- [Goal]:
Make an exact copy of all the records.

────────────────────────────────────────

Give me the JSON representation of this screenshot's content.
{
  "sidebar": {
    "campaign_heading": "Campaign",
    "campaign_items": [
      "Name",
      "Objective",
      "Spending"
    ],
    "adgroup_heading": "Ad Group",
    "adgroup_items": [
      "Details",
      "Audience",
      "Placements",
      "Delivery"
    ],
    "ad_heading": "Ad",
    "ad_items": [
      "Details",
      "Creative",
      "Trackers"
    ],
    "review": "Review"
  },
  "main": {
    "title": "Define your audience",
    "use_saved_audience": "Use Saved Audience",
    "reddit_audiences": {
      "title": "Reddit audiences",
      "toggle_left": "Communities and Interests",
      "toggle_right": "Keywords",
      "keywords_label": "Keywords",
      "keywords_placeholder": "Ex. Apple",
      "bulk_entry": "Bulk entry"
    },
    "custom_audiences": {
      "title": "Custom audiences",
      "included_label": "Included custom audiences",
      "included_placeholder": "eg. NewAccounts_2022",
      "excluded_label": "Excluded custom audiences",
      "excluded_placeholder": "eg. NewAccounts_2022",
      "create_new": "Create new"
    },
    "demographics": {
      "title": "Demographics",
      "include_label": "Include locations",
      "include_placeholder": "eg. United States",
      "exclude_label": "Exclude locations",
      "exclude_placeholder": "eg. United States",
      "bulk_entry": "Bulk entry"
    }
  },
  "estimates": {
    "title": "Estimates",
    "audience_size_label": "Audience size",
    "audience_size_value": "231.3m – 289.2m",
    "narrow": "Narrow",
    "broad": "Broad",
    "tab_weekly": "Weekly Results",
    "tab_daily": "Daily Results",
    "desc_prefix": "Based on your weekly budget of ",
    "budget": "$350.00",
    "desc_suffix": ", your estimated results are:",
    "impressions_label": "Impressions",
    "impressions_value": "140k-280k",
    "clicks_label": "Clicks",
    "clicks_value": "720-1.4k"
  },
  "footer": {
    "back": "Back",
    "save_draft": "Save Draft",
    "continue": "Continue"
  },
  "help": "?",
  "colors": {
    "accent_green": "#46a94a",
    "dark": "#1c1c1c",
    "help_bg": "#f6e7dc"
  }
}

────────────────────────────────────────

- [Worked solution]:
Give me the JSON representation of this screenshot's content.
{
  "sidebar": {
    "campaign_heading": "Campaign",
    "campaign_items": [
      "Name",
      "Objective",
      "Spending"
    ],
    "adgroup_heading": "Ad Group",
    "adgroup_items": [
      "Details",
      "Audience",
      "Placements",
      "Delivery"
    ],
    "ad_heading": "Ad",
    "ad_items": [
      "Details",
      "Creative",
      "Trackers"
    ],
    "review": "Review"
  },
  "main": {
    "title": "Define your audience",
    "use_saved_audience": "Use Saved Audience",
    "reddit_audiences": {
      "title": "Reddit audiences",
      "toggle_left": "Communities and Interests",
      "toggle_right": "Keywords",
      "keywords_label": "Keywords",
      "keywords_placeholder": "Ex. Apple",
      "bulk_entry": "Bulk entry"
    },
    "custom_audiences": {
      "title": "Custom audiences",
      "included_label": "Included custom audiences",
      "included_placeholder": "eg. NewAccounts_2022",
      "excluded_label": "Excluded custom audiences",
      "excluded_placeholder": "eg. NewAccounts_2022",
      "create_new": "Create new"
    },
    "demographics": {
      "title": "Demographics",
      "include_label": "Include locations",
      "include_placeholder": "eg. United States",
      "exclude_label": "Exclude locations",
      "exclude_placeholder": "eg. United States",
      "bulk_entry": "Bulk entry"
    }
  },
  "estimates": {
    "title": "Estimates",
    "audience_size_label": "Audience size",
    "audience_size_value": "231.3m – 289.2m",
    "narrow": "Narrow",
    "broad": "Broad",
    "tab_weekly": "Weekly Results",
    "tab_daily": "Daily Results",
    "desc_prefix": "Based on your weekly budget of ",
    "budget": "$350.00",
    "desc_suffix": ", your estimated results are:",
    "impressions_label": "Impressions",
    "impressions_value": "140k-280k",
    "clicks_label": "Clicks",
    "clicks_value": "720-1.4k"
  },
  "footer": {
    "back": "Back",
    "save_draft": "Save Draft",
    "continue": "Continue"
  },
  "help": "?",
  "colors": {
    "accent_green": "#46a94a",
    "dark": "#1c1c1c",
    "help_bg": "#f6e7dc"
  }
}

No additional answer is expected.